**WORK TO DO**: Find the lines containing the word "only" and copy every one of them.

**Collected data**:
=======

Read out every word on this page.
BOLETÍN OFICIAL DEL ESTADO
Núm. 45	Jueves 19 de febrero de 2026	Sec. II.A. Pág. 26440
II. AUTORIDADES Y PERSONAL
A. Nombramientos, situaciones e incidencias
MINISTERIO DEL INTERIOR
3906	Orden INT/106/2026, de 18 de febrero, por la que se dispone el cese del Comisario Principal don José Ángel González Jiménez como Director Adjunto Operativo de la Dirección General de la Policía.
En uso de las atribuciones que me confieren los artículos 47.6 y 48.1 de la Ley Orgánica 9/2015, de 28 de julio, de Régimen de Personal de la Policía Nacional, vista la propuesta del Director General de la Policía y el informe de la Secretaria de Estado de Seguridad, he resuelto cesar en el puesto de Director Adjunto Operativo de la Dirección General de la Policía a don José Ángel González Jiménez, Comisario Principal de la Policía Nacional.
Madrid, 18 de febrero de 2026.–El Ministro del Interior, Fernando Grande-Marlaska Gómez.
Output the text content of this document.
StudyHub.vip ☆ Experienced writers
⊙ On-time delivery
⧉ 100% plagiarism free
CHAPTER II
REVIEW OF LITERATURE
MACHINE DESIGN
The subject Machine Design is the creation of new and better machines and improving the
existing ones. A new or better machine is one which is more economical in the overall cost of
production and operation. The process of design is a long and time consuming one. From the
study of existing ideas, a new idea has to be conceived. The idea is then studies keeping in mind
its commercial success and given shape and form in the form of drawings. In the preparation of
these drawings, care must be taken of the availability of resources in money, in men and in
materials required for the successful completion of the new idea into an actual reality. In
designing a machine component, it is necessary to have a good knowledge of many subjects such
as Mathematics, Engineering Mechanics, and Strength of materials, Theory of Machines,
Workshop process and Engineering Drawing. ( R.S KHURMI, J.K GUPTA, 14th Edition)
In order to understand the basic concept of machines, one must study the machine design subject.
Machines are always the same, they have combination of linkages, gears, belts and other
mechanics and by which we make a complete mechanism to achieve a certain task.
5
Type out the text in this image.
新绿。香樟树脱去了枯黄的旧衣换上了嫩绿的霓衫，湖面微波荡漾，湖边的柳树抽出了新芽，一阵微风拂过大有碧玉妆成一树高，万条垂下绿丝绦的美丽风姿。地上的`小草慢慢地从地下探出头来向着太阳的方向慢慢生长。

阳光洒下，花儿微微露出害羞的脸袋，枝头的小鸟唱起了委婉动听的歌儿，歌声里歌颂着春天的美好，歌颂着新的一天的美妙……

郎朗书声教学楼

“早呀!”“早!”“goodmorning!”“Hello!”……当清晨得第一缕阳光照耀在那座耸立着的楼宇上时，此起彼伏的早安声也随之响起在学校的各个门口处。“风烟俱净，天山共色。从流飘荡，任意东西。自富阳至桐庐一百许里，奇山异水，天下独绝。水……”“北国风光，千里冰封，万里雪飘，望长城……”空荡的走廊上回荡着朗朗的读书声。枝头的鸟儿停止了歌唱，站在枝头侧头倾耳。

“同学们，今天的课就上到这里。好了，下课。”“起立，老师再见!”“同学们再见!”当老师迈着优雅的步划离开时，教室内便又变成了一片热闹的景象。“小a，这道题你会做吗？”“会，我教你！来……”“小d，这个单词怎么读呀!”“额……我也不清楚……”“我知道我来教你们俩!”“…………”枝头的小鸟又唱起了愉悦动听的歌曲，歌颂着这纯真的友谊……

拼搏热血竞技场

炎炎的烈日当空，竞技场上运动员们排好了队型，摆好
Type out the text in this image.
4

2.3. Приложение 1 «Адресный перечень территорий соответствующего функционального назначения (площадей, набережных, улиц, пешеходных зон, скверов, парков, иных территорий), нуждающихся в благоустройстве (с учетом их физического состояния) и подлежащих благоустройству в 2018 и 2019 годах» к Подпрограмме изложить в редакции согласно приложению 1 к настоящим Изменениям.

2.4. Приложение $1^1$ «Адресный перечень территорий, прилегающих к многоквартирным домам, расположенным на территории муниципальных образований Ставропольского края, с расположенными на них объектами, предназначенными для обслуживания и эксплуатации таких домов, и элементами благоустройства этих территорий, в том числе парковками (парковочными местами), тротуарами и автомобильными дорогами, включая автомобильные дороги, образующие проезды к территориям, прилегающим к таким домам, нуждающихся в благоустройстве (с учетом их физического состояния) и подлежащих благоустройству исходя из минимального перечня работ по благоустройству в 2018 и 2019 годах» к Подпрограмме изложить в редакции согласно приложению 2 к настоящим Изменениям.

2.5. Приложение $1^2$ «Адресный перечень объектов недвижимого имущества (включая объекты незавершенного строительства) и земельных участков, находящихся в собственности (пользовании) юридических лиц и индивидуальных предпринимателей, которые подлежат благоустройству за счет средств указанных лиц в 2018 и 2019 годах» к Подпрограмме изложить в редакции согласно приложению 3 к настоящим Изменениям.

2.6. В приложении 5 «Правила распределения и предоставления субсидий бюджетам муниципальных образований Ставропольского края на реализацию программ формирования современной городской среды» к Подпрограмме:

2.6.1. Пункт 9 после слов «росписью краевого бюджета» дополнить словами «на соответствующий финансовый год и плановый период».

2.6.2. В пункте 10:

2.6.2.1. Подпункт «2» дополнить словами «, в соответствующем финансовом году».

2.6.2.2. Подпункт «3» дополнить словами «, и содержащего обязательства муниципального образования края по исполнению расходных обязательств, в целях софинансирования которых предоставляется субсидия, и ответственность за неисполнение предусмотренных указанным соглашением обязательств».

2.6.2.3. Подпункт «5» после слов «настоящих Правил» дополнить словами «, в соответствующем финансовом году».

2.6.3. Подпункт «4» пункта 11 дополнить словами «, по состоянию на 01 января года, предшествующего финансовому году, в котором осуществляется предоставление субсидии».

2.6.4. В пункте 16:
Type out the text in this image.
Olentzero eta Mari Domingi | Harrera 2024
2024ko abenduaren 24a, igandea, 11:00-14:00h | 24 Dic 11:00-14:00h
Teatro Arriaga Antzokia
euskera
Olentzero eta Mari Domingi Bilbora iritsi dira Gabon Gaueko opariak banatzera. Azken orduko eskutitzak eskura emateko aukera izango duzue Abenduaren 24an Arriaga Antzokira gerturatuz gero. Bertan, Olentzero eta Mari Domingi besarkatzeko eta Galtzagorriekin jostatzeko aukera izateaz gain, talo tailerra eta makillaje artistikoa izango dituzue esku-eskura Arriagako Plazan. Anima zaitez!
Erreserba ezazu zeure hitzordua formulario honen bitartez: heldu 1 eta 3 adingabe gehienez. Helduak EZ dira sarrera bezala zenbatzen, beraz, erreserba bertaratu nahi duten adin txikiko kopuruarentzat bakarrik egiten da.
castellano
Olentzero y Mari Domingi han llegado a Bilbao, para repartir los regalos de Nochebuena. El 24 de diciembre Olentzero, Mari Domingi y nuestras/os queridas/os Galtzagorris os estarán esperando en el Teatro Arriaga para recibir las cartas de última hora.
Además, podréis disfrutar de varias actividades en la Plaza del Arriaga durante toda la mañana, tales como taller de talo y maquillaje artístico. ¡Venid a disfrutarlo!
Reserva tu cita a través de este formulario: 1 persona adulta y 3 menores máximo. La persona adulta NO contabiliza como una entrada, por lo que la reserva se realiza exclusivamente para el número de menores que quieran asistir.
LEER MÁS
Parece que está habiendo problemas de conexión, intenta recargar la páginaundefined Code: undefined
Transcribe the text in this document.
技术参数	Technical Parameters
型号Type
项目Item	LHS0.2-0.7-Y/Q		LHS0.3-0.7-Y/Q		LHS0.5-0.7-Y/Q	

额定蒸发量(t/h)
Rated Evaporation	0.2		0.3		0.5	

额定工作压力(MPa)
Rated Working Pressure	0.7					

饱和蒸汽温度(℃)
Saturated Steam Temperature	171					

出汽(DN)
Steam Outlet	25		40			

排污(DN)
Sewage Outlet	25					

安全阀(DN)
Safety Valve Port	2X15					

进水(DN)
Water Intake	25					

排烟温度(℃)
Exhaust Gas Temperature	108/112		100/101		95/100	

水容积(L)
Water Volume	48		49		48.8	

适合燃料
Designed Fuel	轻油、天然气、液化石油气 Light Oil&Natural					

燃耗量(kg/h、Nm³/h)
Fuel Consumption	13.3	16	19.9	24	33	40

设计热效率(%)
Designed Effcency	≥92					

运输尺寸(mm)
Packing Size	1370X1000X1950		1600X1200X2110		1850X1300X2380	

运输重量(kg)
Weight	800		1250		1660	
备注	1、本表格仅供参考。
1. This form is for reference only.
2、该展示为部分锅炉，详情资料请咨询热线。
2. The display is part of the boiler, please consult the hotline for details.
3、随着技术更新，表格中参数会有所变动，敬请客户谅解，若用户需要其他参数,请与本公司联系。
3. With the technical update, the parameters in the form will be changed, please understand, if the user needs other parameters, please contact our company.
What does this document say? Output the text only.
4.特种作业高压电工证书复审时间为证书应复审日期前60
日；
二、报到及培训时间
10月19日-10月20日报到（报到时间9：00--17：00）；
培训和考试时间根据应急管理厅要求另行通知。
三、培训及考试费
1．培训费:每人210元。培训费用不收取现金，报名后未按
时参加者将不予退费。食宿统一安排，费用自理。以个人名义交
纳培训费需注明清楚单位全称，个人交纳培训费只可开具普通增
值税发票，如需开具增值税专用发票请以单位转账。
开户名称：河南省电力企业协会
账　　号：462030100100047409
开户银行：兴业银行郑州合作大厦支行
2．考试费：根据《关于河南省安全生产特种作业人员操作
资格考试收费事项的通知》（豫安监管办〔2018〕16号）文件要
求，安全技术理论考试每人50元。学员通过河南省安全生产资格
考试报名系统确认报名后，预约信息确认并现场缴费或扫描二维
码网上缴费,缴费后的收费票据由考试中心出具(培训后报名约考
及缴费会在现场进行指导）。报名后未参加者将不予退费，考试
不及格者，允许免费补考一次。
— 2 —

=======

**RESULT OF THE TASK**:
1. This form is for reference only.
What does this document say? Output the text only.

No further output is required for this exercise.